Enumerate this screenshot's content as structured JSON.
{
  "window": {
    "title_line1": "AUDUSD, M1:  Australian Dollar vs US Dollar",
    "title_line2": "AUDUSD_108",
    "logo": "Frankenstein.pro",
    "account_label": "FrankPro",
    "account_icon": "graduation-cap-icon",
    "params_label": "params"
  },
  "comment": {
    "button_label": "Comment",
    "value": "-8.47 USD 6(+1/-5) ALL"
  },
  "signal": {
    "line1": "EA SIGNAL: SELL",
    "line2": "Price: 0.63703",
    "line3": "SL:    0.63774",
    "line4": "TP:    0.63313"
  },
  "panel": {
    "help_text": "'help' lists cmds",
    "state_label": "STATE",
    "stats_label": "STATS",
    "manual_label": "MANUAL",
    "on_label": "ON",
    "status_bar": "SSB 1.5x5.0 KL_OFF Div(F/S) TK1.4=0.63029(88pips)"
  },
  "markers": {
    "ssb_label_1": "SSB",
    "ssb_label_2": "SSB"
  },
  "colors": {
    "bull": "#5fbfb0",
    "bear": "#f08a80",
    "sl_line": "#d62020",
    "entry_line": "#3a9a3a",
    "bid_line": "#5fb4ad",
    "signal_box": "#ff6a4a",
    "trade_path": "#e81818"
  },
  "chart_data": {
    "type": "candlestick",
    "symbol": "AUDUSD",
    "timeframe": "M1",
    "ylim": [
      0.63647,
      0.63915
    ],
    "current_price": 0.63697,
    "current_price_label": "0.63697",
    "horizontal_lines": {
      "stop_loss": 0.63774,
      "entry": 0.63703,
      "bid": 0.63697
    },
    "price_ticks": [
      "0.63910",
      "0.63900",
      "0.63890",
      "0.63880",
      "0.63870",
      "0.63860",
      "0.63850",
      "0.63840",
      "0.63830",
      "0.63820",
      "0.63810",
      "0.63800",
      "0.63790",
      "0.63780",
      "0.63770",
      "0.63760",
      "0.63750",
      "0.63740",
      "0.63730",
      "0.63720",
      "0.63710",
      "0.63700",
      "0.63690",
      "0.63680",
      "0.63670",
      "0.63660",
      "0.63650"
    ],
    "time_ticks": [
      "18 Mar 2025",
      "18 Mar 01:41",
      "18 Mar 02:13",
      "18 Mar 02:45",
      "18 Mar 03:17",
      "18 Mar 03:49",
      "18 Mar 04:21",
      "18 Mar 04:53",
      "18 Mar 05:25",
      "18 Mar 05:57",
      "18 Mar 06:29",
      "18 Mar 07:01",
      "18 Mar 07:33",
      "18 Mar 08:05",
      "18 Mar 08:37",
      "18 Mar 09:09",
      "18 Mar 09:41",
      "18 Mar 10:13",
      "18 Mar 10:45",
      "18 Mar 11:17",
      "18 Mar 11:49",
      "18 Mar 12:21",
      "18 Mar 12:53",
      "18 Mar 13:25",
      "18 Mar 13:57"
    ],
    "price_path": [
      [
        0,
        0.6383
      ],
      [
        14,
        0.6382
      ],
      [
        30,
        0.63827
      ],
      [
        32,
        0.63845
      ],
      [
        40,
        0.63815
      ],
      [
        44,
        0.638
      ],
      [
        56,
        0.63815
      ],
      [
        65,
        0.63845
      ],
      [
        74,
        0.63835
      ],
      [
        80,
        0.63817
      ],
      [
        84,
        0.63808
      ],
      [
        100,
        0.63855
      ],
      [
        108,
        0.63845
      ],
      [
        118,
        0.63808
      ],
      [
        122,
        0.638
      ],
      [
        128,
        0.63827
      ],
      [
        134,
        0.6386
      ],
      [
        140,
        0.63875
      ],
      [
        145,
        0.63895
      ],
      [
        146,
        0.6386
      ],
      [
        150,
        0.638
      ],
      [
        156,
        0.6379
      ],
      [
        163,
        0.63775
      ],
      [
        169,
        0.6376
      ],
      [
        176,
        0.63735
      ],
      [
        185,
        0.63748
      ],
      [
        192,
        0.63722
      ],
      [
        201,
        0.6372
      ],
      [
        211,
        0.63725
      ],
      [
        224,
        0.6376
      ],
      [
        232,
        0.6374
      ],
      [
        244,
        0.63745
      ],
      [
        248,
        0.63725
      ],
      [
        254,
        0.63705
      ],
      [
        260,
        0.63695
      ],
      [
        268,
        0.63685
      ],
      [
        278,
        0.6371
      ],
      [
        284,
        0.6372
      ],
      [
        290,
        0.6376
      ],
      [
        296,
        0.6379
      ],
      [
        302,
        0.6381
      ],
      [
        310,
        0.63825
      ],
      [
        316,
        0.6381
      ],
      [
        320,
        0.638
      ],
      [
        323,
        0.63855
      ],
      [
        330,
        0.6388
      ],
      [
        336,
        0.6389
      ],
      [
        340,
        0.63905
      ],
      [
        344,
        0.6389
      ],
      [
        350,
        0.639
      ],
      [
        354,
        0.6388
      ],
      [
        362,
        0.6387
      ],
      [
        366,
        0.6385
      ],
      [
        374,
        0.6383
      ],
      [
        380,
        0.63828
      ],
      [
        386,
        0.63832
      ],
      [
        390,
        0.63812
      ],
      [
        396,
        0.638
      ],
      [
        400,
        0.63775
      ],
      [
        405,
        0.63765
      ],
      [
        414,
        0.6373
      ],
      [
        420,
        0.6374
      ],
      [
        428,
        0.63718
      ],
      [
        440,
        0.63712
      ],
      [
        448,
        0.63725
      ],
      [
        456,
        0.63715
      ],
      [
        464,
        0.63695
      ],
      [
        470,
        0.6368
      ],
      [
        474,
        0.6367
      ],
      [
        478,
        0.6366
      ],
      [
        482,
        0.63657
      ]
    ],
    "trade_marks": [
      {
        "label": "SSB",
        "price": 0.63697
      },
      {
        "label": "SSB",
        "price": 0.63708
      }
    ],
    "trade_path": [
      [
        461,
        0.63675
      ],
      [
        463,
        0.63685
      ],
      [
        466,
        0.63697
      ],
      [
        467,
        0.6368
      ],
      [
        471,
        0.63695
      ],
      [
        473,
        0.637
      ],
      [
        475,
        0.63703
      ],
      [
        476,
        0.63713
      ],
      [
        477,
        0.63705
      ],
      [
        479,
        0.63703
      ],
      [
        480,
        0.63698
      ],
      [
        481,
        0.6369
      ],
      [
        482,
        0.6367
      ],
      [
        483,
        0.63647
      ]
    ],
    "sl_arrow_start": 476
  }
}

Task requirements:
Write out every entry word for word.

Exercise solution:
Enumerate this screenshot's content as structured JSON.
{
  "window": {
    "title_line1": "AUDUSD, M1:  Australian Dollar vs US Dollar",
    "title_line2": "AUDUSD_108",
    "logo": "Frankenstein.pro",
    "account_label": "FrankPro",
    "account_icon": "graduation-cap-icon",
    "params_label": "params"
  },
  "comment": {
    "button_label": "Comment",
    "value": "-8.47 USD 6(+1/-5) ALL"
  },
  "signal": {
    "line1": "EA SIGNAL: SELL",
    "line2": "Price: 0.63703",
    "line3": "SL:    0.63774",
    "line4": "TP:    0.63313"
  },
  "panel": {
    "help_text": "'help' lists cmds",
    "state_label": "STATE",
    "stats_label": "STATS",
    "manual_label": "MANUAL",
    "on_label": "ON",
    "status_bar": "SSB 1.5x5.0 KL_OFF Div(F/S) TK1.4=0.63029(88pips)"
  },
  "markers": {
    "ssb_label_1": "SSB",
    "ssb_label_2": "SSB"
  },
  "colors": {
    "bull": "#5fbfb0",
    "bear": "#f08a80",
    "sl_line": "#d62020",
    "entry_line": "#3a9a3a",
    "bid_line": "#5fb4ad",
    "signal_box": "#ff6a4a",
    "trade_path": "#e81818"
  },
  "chart_data": {
    "type": "candlestick",
    "symbol": "AUDUSD",
    "timeframe": "M1",
    "ylim": [
      0.63647,
      0.63915
    ],
    "current_price": 0.63697,
    "current_price_label": "0.63697",
    "horizontal_lines": {
      "stop_loss": 0.63774,
      "entry": 0.63703,
      "bid": 0.63697
    },
    "price_ticks": [
      "0.63910",
      "0.63900",
      "0.63890",
      "0.63880",
      "0.63870",
      "0.63860",
      "0.63850",
      "0.63840",
      "0.63830",
      "0.63820",
      "0.63810",
      "0.63800",
      "0.63790",
      "0.63780",
      "0.63770",
      "0.63760",
      "0.63750",
      "0.63740",
      "0.63730",
      "0.63720",
      "0.63710",
      "0.63700",
      "0.63690",
      "0.63680",
      "0.63670",
      "0.63660",
      "0.63650"
    ],
    "time_ticks": [
      "18 Mar 2025",
      "18 Mar 01:41",
      "18 Mar 02:13",
      "18 Mar 02:45",
      "18 Mar 03:17",
      "18 Mar 03:49",
      "18 Mar 04:21",
      "18 Mar 04:53",
      "18 Mar 05:25",
      "18 Mar 05:57",
      "18 Mar 06:29",
      "18 Mar 07:01",
      "18 Mar 07:33",
      "18 Mar 08:05",
      "18 Mar 08:37",
      "18 Mar 09:09",
      "18 Mar 09:41",
      "18 Mar 10:13",
      "18 Mar 10:45",
      "18 Mar 11:17",
      "18 Mar 11:49",
      "18 Mar 12:21",
      "18 Mar 12:53",
      "18 Mar 13:25",
      "18 Mar 13:57"
    ],
    "price_path": [
      [
        0,
        0.6383
      ],
      [
        14,
        0.6382
      ],
      [
        30,
        0.63827
      ],
      [
        32,
        0.63845
      ],
      [
        40,
        0.63815
      ],
      [
        44,
        0.638
      ],
      [
        56,
        0.63815
      ],
      [
        65,
        0.63845
      ],
      [
        74,
        0.63835
      ],
      [
        80,
        0.63817
      ],
      [
        84,
        0.63808
      ],
      [
        100,
        0.63855
      ],
      [
        108,
        0.63845
      ],
      [
        118,
        0.63808
      ],
      [
        122,
        0.638
      ],
      [
        128,
        0.63827
      ],
      [
        134,
        0.6386
      ],
      [
        140,
        0.63875
      ],
      [
        145,
        0.63895
      ],
      [
        146,
        0.6386
      ],
      [
        150,
        0.638
      ],
      [
        156,
        0.6379
      ],
      [
        163,
        0.63775
      ],
      [
        169,
        0.6376
      ],
      [
        176,
        0.63735
      ],
      [
        185,
        0.63748
      ],
      [
        192,
        0.63722
      ],
      [
        201,
        0.6372
      ],
      [
        211,
        0.63725
      ],
      [
        224,
        0.6376
      ],
      [
        232,
        0.6374
      ],
      [
        244,
        0.63745
      ],
      [
        248,
        0.63725
      ],
      [
        254,
        0.63705
      ],
      [
        260,
        0.63695
      ],
      [
        268,
        0.63685
      ],
      [
        278,
        0.6371
      ],
      [
        284,
        0.6372
      ],
      [
        290,
        0.6376
      ],
      [
        296,
        0.6379
      ],
      [
        302,
        0.6381
      ],
      [
        310,
        0.63825
      ],
      [
        316,
        0.6381
      ],
      [
        320,
        0.638
      ],
      [
        323,
        0.63855
      ],
      [
        330,
        0.6388
      ],
      [
        336,
        0.6389
      ],
      [
        340,
        0.63905
      ],
      [
        344,
        0.6389
      ],
      [
        350,
        0.639
      ],
      [
        354,
        0.6388
      ],
      [
        362,
        0.6387
      ],
      [
        366,
        0.6385
      ],
      [
        374,
        0.6383
      ],
      [
        380,
        0.63828
      ],
      [
        386,
        0.63832
      ],
      [
        390,
        0.63812
      ],
      [
        396,
        0.638
      ],
      [
        400,
        0.63775
      ],
      [
        405,
        0.63765
      ],
      [
        414,
        0.6373
      ],
      [
        420,
        0.6374
      ],
      [
        428,
        0.63718
      ],
      [
        440,
        0.63712
      ],
      [
        448,
        0.63725
      ],
      [
        456,
        0.63715
      ],
      [
        464,
        0.63695
      ],
      [
        470,
        0.6368
      ],
      [
        474,
        0.6367
      ],
      [
        478,
        0.6366
      ],
      [
        482,
        0.63657
      ]
    ],
    "trade_marks": [
      {
        "label": "SSB",
        "price": 0.63697
      },
      {
        "label": "SSB",
        "price": 0.63708
      }
    ],
    "trade_path": [
      [
        461,
        0.63675
      ],
      [
        463,
        0.63685
      ],
      [
        466,
        0.63697
      ],
      [
        467,
        0.6368
      ],
      [
        471,
        0.63695
      ],
      [
        473,
        0.637
      ],
      [
        475,
        0.63703
      ],
      [
        476,
        0.63713
      ],
      [
        477,
        0.63705
      ],
      [
        479,
        0.63703
      ],
      [
        480,
        0.63698
      ],
      [
        481,
        0.6369
      ],
      [
        482,
        0.6367
      ],
      [
        483,
        0.63647
      ]
    ],
    "sl_arrow_start": 476
  }
}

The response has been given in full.